#### [Dataset]
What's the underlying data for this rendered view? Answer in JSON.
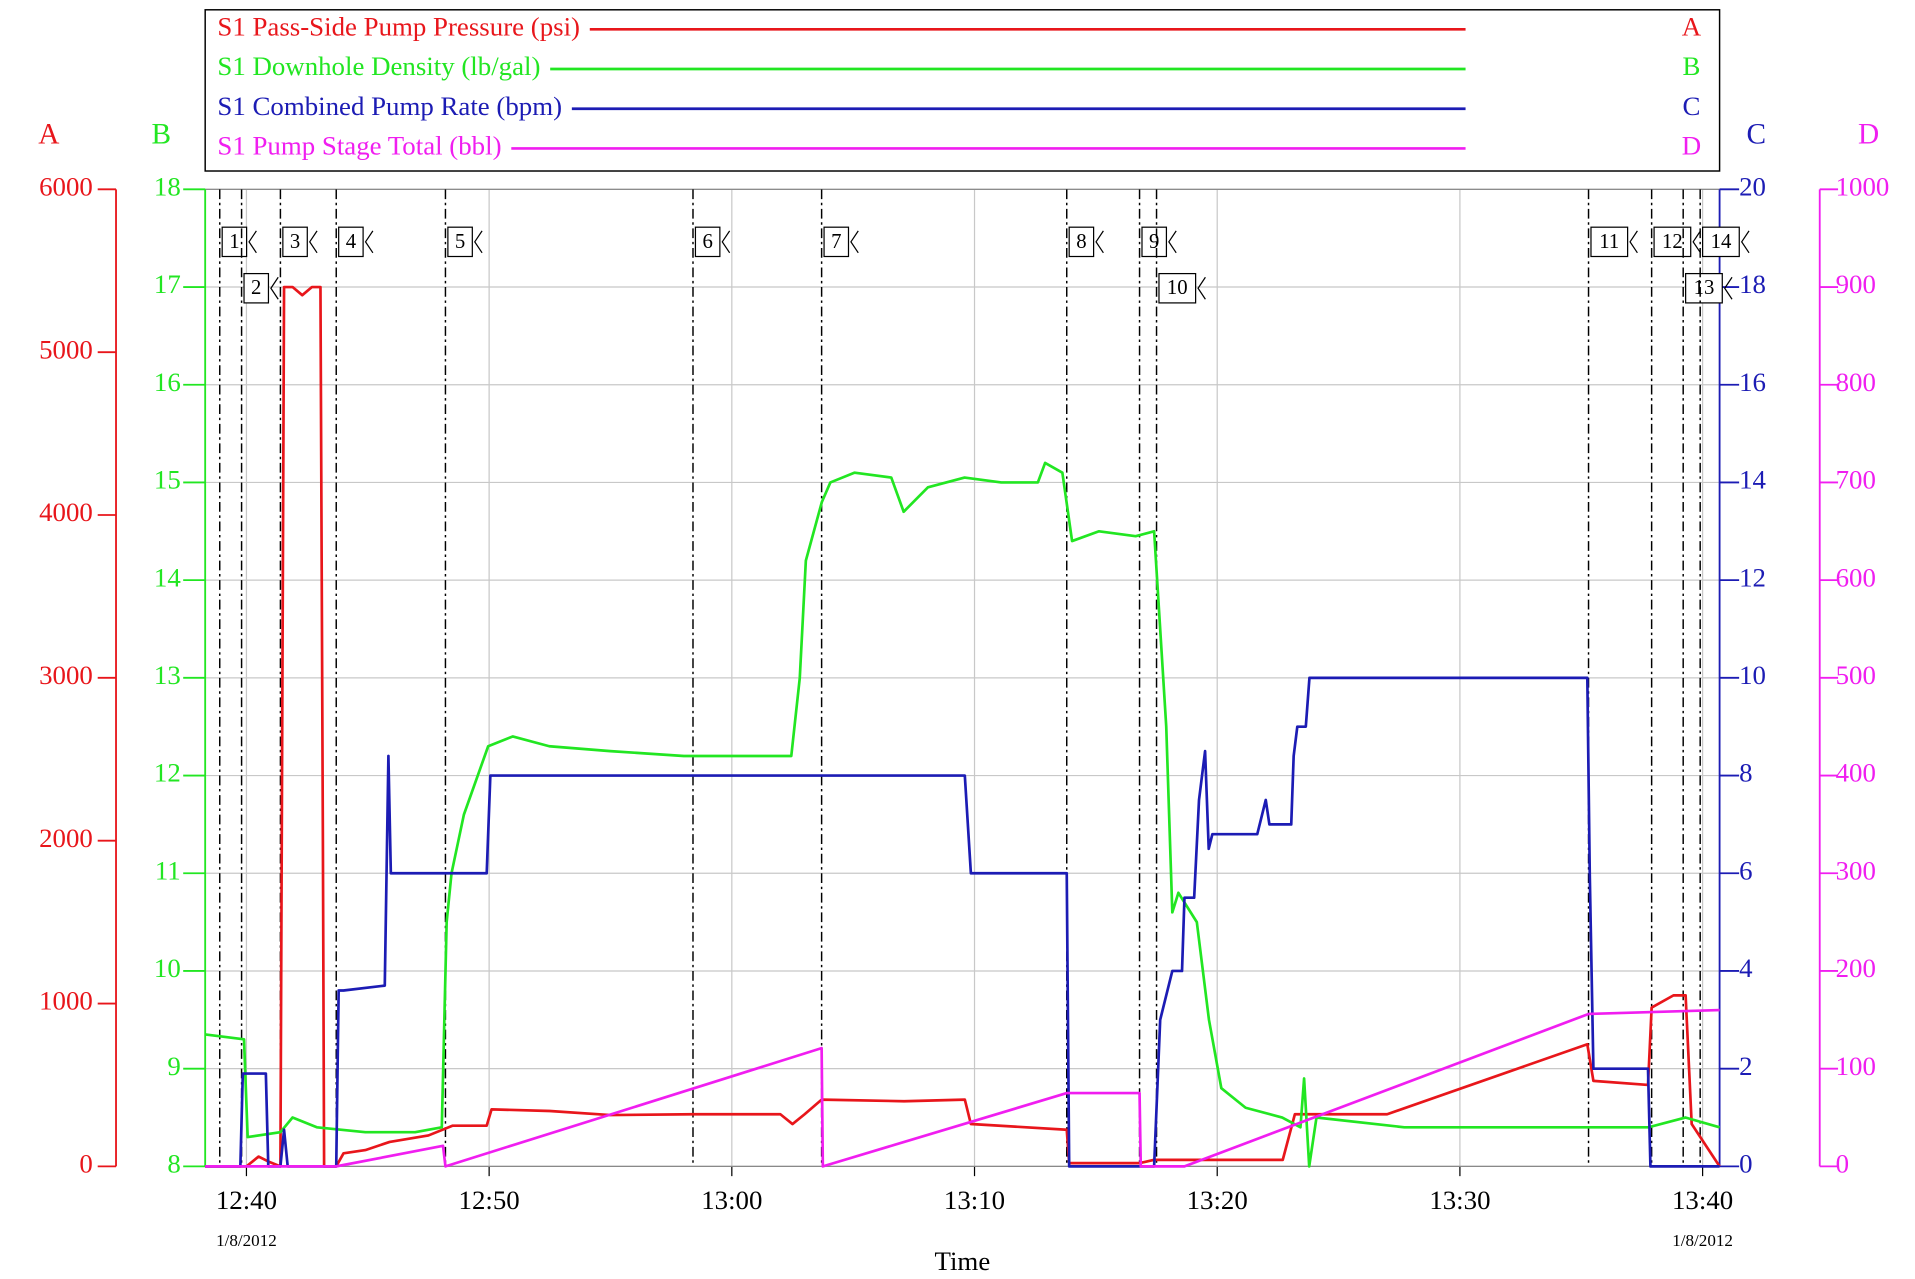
{
  "chart_data": {
    "type": "line",
    "x_label": "Time",
    "x_date_label": "1/8/2012",
    "xlim": [
      758.3,
      820.7
    ],
    "xticks": [
      {
        "value": 760,
        "label": "12:40"
      },
      {
        "value": 770,
        "label": "12:50"
      },
      {
        "value": 780,
        "label": "13:00"
      },
      {
        "value": 790,
        "label": "13:10"
      },
      {
        "value": 800,
        "label": "13:20"
      },
      {
        "value": 810,
        "label": "13:30"
      },
      {
        "value": 820,
        "label": "13:40"
      }
    ],
    "grid": true,
    "y_axes": [
      {
        "label": "A",
        "color": "#e8161b",
        "ylim": [
          0,
          6000
        ],
        "yticks": [
          0,
          1000,
          2000,
          3000,
          4000,
          5000,
          6000
        ]
      },
      {
        "label": "B",
        "color": "#22e622",
        "ylim": [
          8,
          18
        ],
        "yticks": [
          8,
          9,
          10,
          11,
          12,
          13,
          14,
          15,
          16,
          17,
          18
        ]
      },
      {
        "label": "C",
        "color": "#1c1cb4",
        "ylim": [
          0,
          20
        ],
        "yticks": [
          0,
          2,
          4,
          6,
          8,
          10,
          12,
          14,
          16,
          18,
          20
        ]
      },
      {
        "label": "D",
        "color": "#f01ef0",
        "ylim": [
          0,
          1000
        ],
        "yticks": [
          0,
          100,
          200,
          300,
          400,
          500,
          600,
          700,
          800,
          900,
          1000
        ]
      }
    ],
    "series": [
      {
        "name": "S1 Pass-Side Pump Pressure (psi)",
        "color": "#e8161b",
        "axis": 0,
        "x": [
          758.3,
          760,
          760.5,
          760.9,
          761.4,
          761.55,
          761.9,
          762.3,
          762.7,
          763.05,
          763.15,
          763.2,
          763.7,
          764,
          764.9,
          765.9,
          767.5,
          768.5,
          769.9,
          770.1,
          772.5,
          775,
          778.4,
          782,
          782.5,
          783,
          783.7,
          787.1,
          789.6,
          789.85,
          793.8,
          793.9,
          796.8,
          797.4,
          802.7,
          803.2,
          807,
          815.25,
          815.5,
          817.75,
          817.9,
          818.8,
          819.3,
          819.55,
          820.7
        ],
        "values": [
          0,
          0,
          60,
          30,
          0,
          5400,
          5400,
          5350,
          5400,
          5400,
          2000,
          0,
          0,
          80,
          100,
          150,
          190,
          250,
          250,
          350,
          340,
          315,
          320,
          320,
          260,
          320,
          410,
          400,
          410,
          260,
          225,
          20,
          20,
          40,
          40,
          320,
          320,
          750,
          525,
          500,
          975,
          1050,
          1050,
          260,
          0
        ]
      },
      {
        "name": "S1 Downhole Density (lb/gal)",
        "color": "#22e622",
        "axis": 1,
        "x": [
          758.3,
          759.9,
          760.05,
          761.4,
          761.9,
          762.9,
          764.9,
          766.95,
          768.05,
          768.25,
          768.45,
          768.96,
          769.96,
          770.97,
          772.48,
          774.99,
          778.02,
          780.03,
          782.45,
          782.8,
          783.05,
          783.71,
          784.06,
          785.06,
          786.57,
          787.08,
          788.08,
          789.59,
          791.1,
          792.61,
          792.91,
          793.62,
          794.02,
          795.13,
          796.64,
          797.4,
          797.65,
          797.9,
          798.15,
          798.4,
          799.16,
          799.66,
          800.17,
          801.17,
          802.68,
          803.43,
          803.58,
          803.79,
          804.09,
          807.71,
          815.26,
          817.77,
          819.29,
          820.7
        ],
        "values": [
          9.35,
          9.3,
          8.3,
          8.35,
          8.5,
          8.4,
          8.35,
          8.35,
          8.4,
          10.5,
          11,
          11.6,
          12.3,
          12.4,
          12.3,
          12.25,
          12.2,
          12.2,
          12.2,
          13,
          14.2,
          14.8,
          15,
          15.1,
          15.05,
          14.7,
          14.95,
          15.05,
          15,
          15,
          15.2,
          15.1,
          14.4,
          14.5,
          14.45,
          14.5,
          13.5,
          12.5,
          10.6,
          10.8,
          10.5,
          9.5,
          8.8,
          8.6,
          8.5,
          8.4,
          8.9,
          8,
          8.5,
          8.4,
          8.4,
          8.4,
          8.5,
          8.4
        ]
      },
      {
        "name": "S1 Combined Pump Rate (bpm)",
        "color": "#1c1cb4",
        "axis": 2,
        "x": [
          758.3,
          759.75,
          759.85,
          760.8,
          760.9,
          761.4,
          761.55,
          761.7,
          763.7,
          763.8,
          764,
          765.7,
          765.85,
          765.95,
          768.15,
          769.9,
          770.05,
          789.6,
          789.85,
          793.8,
          793.9,
          797.4,
          797.65,
          798.15,
          798.55,
          798.65,
          799.05,
          799.25,
          799.5,
          799.65,
          799.8,
          801.65,
          802,
          802.15,
          803.05,
          803.15,
          803.3,
          803.65,
          803.8,
          815.25,
          815.35,
          815.5,
          817.75,
          817.85,
          820.7
        ],
        "values": [
          0,
          0,
          1.9,
          1.9,
          0,
          0,
          0.75,
          0,
          0,
          3.6,
          3.6,
          3.7,
          8.4,
          6,
          6,
          6,
          8,
          8,
          6,
          6,
          0,
          0,
          3,
          4,
          4,
          5.5,
          5.5,
          7.5,
          8.5,
          6.5,
          6.8,
          6.8,
          7.5,
          7,
          7,
          8.4,
          9,
          9,
          10,
          10,
          6,
          2,
          2,
          0,
          0
        ]
      },
      {
        "name": "S1 Pump Stage Total (bbl)",
        "color": "#f01ef0",
        "axis": 3,
        "x": [
          758.3,
          763.7,
          768.1,
          768.2,
          783.7,
          783.75,
          793.8,
          796.8,
          796.85,
          798.65,
          815.3,
          820.7
        ],
        "values": [
          0,
          0,
          21,
          0,
          121,
          0,
          75,
          75,
          0,
          0,
          156,
          160
        ]
      }
    ],
    "events": {
      "labels": [
        "1",
        "2",
        "3",
        "4",
        "5",
        "6",
        "7",
        "8",
        "9",
        "10",
        "11",
        "12",
        "13",
        "14"
      ],
      "x": [
        758.9,
        759.8,
        761.4,
        763.7,
        768.2,
        778.4,
        783.7,
        793.8,
        796.8,
        797.5,
        815.3,
        817.9,
        819.2,
        819.9
      ]
    }
  }
}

#### [Request]
Reproduce the full listing above verbatim, with no pictures included.

#### [Reply to the task]
What's the underlying data for this rendered view? Answer in JSON.
{
  "chart_data": {
    "type": "line",
    "x_label": "Time",
    "x_date_label": "1/8/2012",
    "xlim": [
      758.3,
      820.7
    ],
    "xticks": [
      {
        "value": 760,
        "label": "12:40"
      },
      {
        "value": 770,
        "label": "12:50"
      },
      {
        "value": 780,
        "label": "13:00"
      },
      {
        "value": 790,
        "label": "13:10"
      },
      {
        "value": 800,
        "label": "13:20"
      },
      {
        "value": 810,
        "label": "13:30"
      },
      {
        "value": 820,
        "label": "13:40"
      }
    ],
    "grid": true,
    "y_axes": [
      {
        "label": "A",
        "color": "#e8161b",
        "ylim": [
          0,
          6000
        ],
        "yticks": [
          0,
          1000,
          2000,
          3000,
          4000,
          5000,
          6000
        ]
      },
      {
        "label": "B",
        "color": "#22e622",
        "ylim": [
          8,
          18
        ],
        "yticks": [
          8,
          9,
          10,
          11,
          12,
          13,
          14,
          15,
          16,
          17,
          18
        ]
      },
      {
        "label": "C",
        "color": "#1c1cb4",
        "ylim": [
          0,
          20
        ],
        "yticks": [
          0,
          2,
          4,
          6,
          8,
          10,
          12,
          14,
          16,
          18,
          20
        ]
      },
      {
        "label": "D",
        "color": "#f01ef0",
        "ylim": [
          0,
          1000
        ],
        "yticks": [
          0,
          100,
          200,
          300,
          400,
          500,
          600,
          700,
          800,
          900,
          1000
        ]
      }
    ],
    "series": [
      {
        "name": "S1 Pass-Side Pump Pressure (psi)",
        "color": "#e8161b",
        "axis": 0,
        "x": [
          758.3,
          760,
          760.5,
          760.9,
          761.4,
          761.55,
          761.9,
          762.3,
          762.7,
          763.05,
          763.15,
          763.2,
          763.7,
          764,
          764.9,
          765.9,
          767.5,
          768.5,
          769.9,
          770.1,
          772.5,
          775,
          778.4,
          782,
          782.5,
          783,
          783.7,
          787.1,
          789.6,
          789.85,
          793.8,
          793.9,
          796.8,
          797.4,
          802.7,
          803.2,
          807,
          815.25,
          815.5,
          817.75,
          817.9,
          818.8,
          819.3,
          819.55,
          820.7
        ],
        "values": [
          0,
          0,
          60,
          30,
          0,
          5400,
          5400,
          5350,
          5400,
          5400,
          2000,
          0,
          0,
          80,
          100,
          150,
          190,
          250,
          250,
          350,
          340,
          315,
          320,
          320,
          260,
          320,
          410,
          400,
          410,
          260,
          225,
          20,
          20,
          40,
          40,
          320,
          320,
          750,
          525,
          500,
          975,
          1050,
          1050,
          260,
          0
        ]
      },
      {
        "name": "S1 Downhole Density (lb/gal)",
        "color": "#22e622",
        "axis": 1,
        "x": [
          758.3,
          759.9,
          760.05,
          761.4,
          761.9,
          762.9,
          764.9,
          766.95,
          768.05,
          768.25,
          768.45,
          768.96,
          769.96,
          770.97,
          772.48,
          774.99,
          778.02,
          780.03,
          782.45,
          782.8,
          783.05,
          783.71,
          784.06,
          785.06,
          786.57,
          787.08,
          788.08,
          789.59,
          791.1,
          792.61,
          792.91,
          793.62,
          794.02,
          795.13,
          796.64,
          797.4,
          797.65,
          797.9,
          798.15,
          798.4,
          799.16,
          799.66,
          800.17,
          801.17,
          802.68,
          803.43,
          803.58,
          803.79,
          804.09,
          807.71,
          815.26,
          817.77,
          819.29,
          820.7
        ],
        "values": [
          9.35,
          9.3,
          8.3,
          8.35,
          8.5,
          8.4,
          8.35,
          8.35,
          8.4,
          10.5,
          11,
          11.6,
          12.3,
          12.4,
          12.3,
          12.25,
          12.2,
          12.2,
          12.2,
          13,
          14.2,
          14.8,
          15,
          15.1,
          15.05,
          14.7,
          14.95,
          15.05,
          15,
          15,
          15.2,
          15.1,
          14.4,
          14.5,
          14.45,
          14.5,
          13.5,
          12.5,
          10.6,
          10.8,
          10.5,
          9.5,
          8.8,
          8.6,
          8.5,
          8.4,
          8.9,
          8,
          8.5,
          8.4,
          8.4,
          8.4,
          8.5,
          8.4
        ]
      },
      {
        "name": "S1 Combined Pump Rate (bpm)",
        "color": "#1c1cb4",
        "axis": 2,
        "x": [
          758.3,
          759.75,
          759.85,
          760.8,
          760.9,
          761.4,
          761.55,
          761.7,
          763.7,
          763.8,
          764,
          765.7,
          765.85,
          765.95,
          768.15,
          769.9,
          770.05,
          789.6,
          789.85,
          793.8,
          793.9,
          797.4,
          797.65,
          798.15,
          798.55,
          798.65,
          799.05,
          799.25,
          799.5,
          799.65,
          799.8,
          801.65,
          802,
          802.15,
          803.05,
          803.15,
          803.3,
          803.65,
          803.8,
          815.25,
          815.35,
          815.5,
          817.75,
          817.85,
          820.7
        ],
        "values": [
          0,
          0,
          1.9,
          1.9,
          0,
          0,
          0.75,
          0,
          0,
          3.6,
          3.6,
          3.7,
          8.4,
          6,
          6,
          6,
          8,
          8,
          6,
          6,
          0,
          0,
          3,
          4,
          4,
          5.5,
          5.5,
          7.5,
          8.5,
          6.5,
          6.8,
          6.8,
          7.5,
          7,
          7,
          8.4,
          9,
          9,
          10,
          10,
          6,
          2,
          2,
          0,
          0
        ]
      },
      {
        "name": "S1 Pump Stage Total (bbl)",
        "color": "#f01ef0",
        "axis": 3,
        "x": [
          758.3,
          763.7,
          768.1,
          768.2,
          783.7,
          783.75,
          793.8,
          796.8,
          796.85,
          798.65,
          815.3,
          820.7
        ],
        "values": [
          0,
          0,
          21,
          0,
          121,
          0,
          75,
          75,
          0,
          0,
          156,
          160
        ]
      }
    ],
    "events": {
      "labels": [
        "1",
        "2",
        "3",
        "4",
        "5",
        "6",
        "7",
        "8",
        "9",
        "10",
        "11",
        "12",
        "13",
        "14"
      ],
      "x": [
        758.9,
        759.8,
        761.4,
        763.7,
        768.2,
        778.4,
        783.7,
        793.8,
        796.8,
        797.5,
        815.3,
        817.9,
        819.2,
        819.9
      ]
    }
  }
}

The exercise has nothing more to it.